## Brief
Continue the account of Pavlecka's engineering career, beginning after its final sentence.

## Source document

::::

Pavlecka was the main designer of the Northrop XP-56 Black Bullet, an experimental interceptor incorporating several radical innovations. The Black Bullet was a stubby, almost tailless, pusher fighter, constructed with magnesium alloy (since demand for aircraft aluminum was expected to rise sharply as war production ramped up). Magnesium cannot be welded using conventional techniques, so Pavlecka, Tom Piper, and Russell Meredith developed heliarc welding (or re-developed; it was later found that General Electric had used heliarc in the 1920s). The Black Bullet first flew in 1943, but had various flaws and never reached production.

After the war, Pavlecka worked at Hughes Aircraft and Lockheed. In the 1960s he worked at Rocketdyne, where he worked on the design of turbopumps and compressors for the J-2, a rocket engine used in the Saturn Rocket. These pumps were also used in the LEM (Lunar Excursion Module) used in the Apollo Moon landings.

::::

Stored items:
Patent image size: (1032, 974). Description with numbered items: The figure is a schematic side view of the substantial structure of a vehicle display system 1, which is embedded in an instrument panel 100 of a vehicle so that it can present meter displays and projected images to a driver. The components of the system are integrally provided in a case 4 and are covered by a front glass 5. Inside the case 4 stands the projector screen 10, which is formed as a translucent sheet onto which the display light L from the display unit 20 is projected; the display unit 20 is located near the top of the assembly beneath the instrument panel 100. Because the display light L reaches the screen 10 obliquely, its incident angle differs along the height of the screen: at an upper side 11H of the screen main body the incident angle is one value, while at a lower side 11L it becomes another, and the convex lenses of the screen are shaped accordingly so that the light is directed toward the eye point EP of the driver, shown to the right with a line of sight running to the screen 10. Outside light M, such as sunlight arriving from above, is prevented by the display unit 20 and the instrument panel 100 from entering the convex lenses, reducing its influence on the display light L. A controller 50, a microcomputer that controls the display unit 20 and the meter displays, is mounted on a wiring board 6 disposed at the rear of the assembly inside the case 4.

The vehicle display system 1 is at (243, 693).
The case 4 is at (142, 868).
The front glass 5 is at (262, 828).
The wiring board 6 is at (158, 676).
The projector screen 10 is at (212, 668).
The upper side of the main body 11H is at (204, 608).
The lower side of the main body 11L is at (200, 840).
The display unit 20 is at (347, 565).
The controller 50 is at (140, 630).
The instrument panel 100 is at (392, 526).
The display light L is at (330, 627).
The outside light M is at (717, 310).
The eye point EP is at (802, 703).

::::

## Result of this task
To the end of his life, Pavlecka maintained that, given the plethora of advancements in aeronautics, the metal airship continued to be a viable and fuel-efficient transportation vehicle. At his death, he was a director of Airships International, a now-defunct company in California, and had been working on the design of a new metal-clad airship powered with jet engines and with thrusters at the front, rear, and bottom.

I sense now more than anytime since the giant airships were swept into oblivion in the 1930s that they will soon return to the skies. With the cost of fuel escalating astronomically and oil sources diminishing, airships must be considered as energy-conserving, non-polluting alternatives.
— Vladimir Pavlecka, 1979, Los Angeles Times

Pavlecka died of a heart attack on June 28, 1980 in Newport Beach, California.